::: SOURCE DATA

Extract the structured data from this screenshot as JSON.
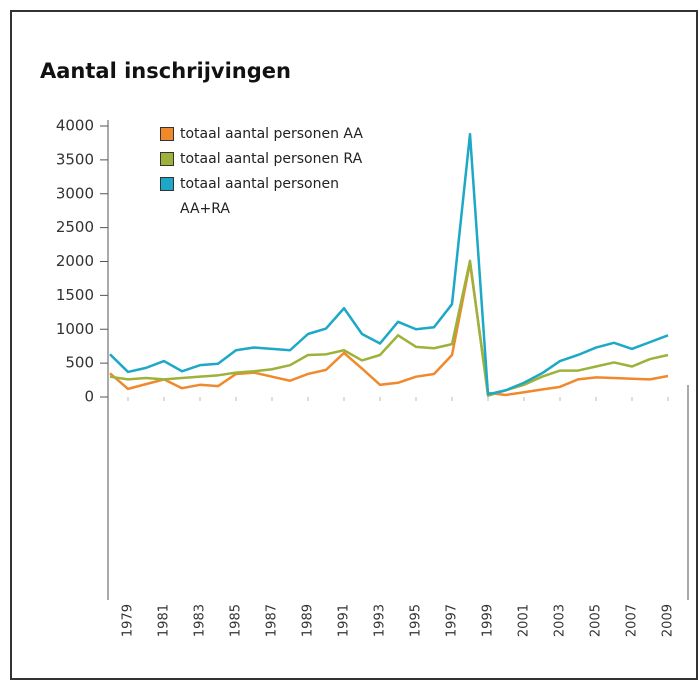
{
  "chart_data": {
    "type": "line",
    "title": "Aantal inschrijvingen",
    "x": [
      1978,
      1979,
      1980,
      1981,
      1982,
      1983,
      1984,
      1985,
      1986,
      1987,
      1988,
      1989,
      1990,
      1991,
      1992,
      1993,
      1994,
      1995,
      1996,
      1997,
      1998,
      1999,
      2000,
      2001,
      2002,
      2003,
      2004,
      2005,
      2006,
      2007,
      2008,
      2009
    ],
    "series": [
      {
        "name": "totaal aantal personen AA",
        "color": "#f0892c",
        "values": [
          350,
          120,
          190,
          260,
          130,
          180,
          160,
          340,
          360,
          300,
          240,
          340,
          400,
          650,
          420,
          180,
          210,
          300,
          340,
          620,
          1980,
          60,
          30,
          70,
          110,
          150,
          260,
          290,
          280,
          270,
          260,
          310
        ]
      },
      {
        "name": "totaal aantal personen RA",
        "color": "#9db23a",
        "values": [
          300,
          260,
          280,
          260,
          280,
          300,
          320,
          360,
          380,
          410,
          470,
          620,
          630,
          690,
          540,
          620,
          910,
          740,
          720,
          780,
          2010,
          20,
          100,
          180,
          300,
          390,
          390,
          450,
          510,
          450,
          560,
          620
        ]
      },
      {
        "name": "totaal aantal personen AA+RA",
        "color": "#1ca8c6",
        "values": [
          630,
          370,
          430,
          530,
          380,
          470,
          490,
          690,
          730,
          710,
          690,
          930,
          1010,
          1310,
          930,
          790,
          1110,
          1000,
          1030,
          1370,
          3880,
          40,
          100,
          210,
          350,
          530,
          620,
          730,
          800,
          710,
          810,
          910
        ]
      }
    ],
    "xlim": [
      1978,
      2009
    ],
    "xticks": [
      1979,
      1981,
      1983,
      1985,
      1987,
      1989,
      1991,
      1993,
      1995,
      1997,
      1999,
      2001,
      2003,
      2005,
      2007,
      2009
    ],
    "ylim": [
      0,
      4000
    ],
    "yticks": [
      0,
      500,
      1000,
      1500,
      2000,
      2500,
      3000,
      3500,
      4000
    ],
    "legend": "top-left"
  }
}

::::::

EXERCISE INSTRUCTIONS ▸ Repeat the data in full and exactly. Omit pictures.

THE COMPLETED TASK ▸
Extract the structured data from this screenshot as JSON.
{
  "chart_data": {
    "type": "line",
    "title": "Aantal inschrijvingen",
    "x": [
      1978,
      1979,
      1980,
      1981,
      1982,
      1983,
      1984,
      1985,
      1986,
      1987,
      1988,
      1989,
      1990,
      1991,
      1992,
      1993,
      1994,
      1995,
      1996,
      1997,
      1998,
      1999,
      2000,
      2001,
      2002,
      2003,
      2004,
      2005,
      2006,
      2007,
      2008,
      2009
    ],
    "series": [
      {
        "name": "totaal aantal personen AA",
        "color": "#f0892c",
        "values": [
          350,
          120,
          190,
          260,
          130,
          180,
          160,
          340,
          360,
          300,
          240,
          340,
          400,
          650,
          420,
          180,
          210,
          300,
          340,
          620,
          1980,
          60,
          30,
          70,
          110,
          150,
          260,
          290,
          280,
          270,
          260,
          310
        ]
      },
      {
        "name": "totaal aantal personen RA",
        "color": "#9db23a",
        "values": [
          300,
          260,
          280,
          260,
          280,
          300,
          320,
          360,
          380,
          410,
          470,
          620,
          630,
          690,
          540,
          620,
          910,
          740,
          720,
          780,
          2010,
          20,
          100,
          180,
          300,
          390,
          390,
          450,
          510,
          450,
          560,
          620
        ]
      },
      {
        "name": "totaal aantal personen AA+RA",
        "color": "#1ca8c6",
        "values": [
          630,
          370,
          430,
          530,
          380,
          470,
          490,
          690,
          730,
          710,
          690,
          930,
          1010,
          1310,
          930,
          790,
          1110,
          1000,
          1030,
          1370,
          3880,
          40,
          100,
          210,
          350,
          530,
          620,
          730,
          800,
          710,
          810,
          910
        ]
      }
    ],
    "xlim": [
      1978,
      2009
    ],
    "xticks": [
      1979,
      1981,
      1983,
      1985,
      1987,
      1989,
      1991,
      1993,
      1995,
      1997,
      1999,
      2001,
      2003,
      2005,
      2007,
      2009
    ],
    "ylim": [
      0,
      4000
    ],
    "yticks": [
      0,
      500,
      1000,
      1500,
      2000,
      2500,
      3000,
      3500,
      4000
    ],
    "legend": "top-left"
  }
}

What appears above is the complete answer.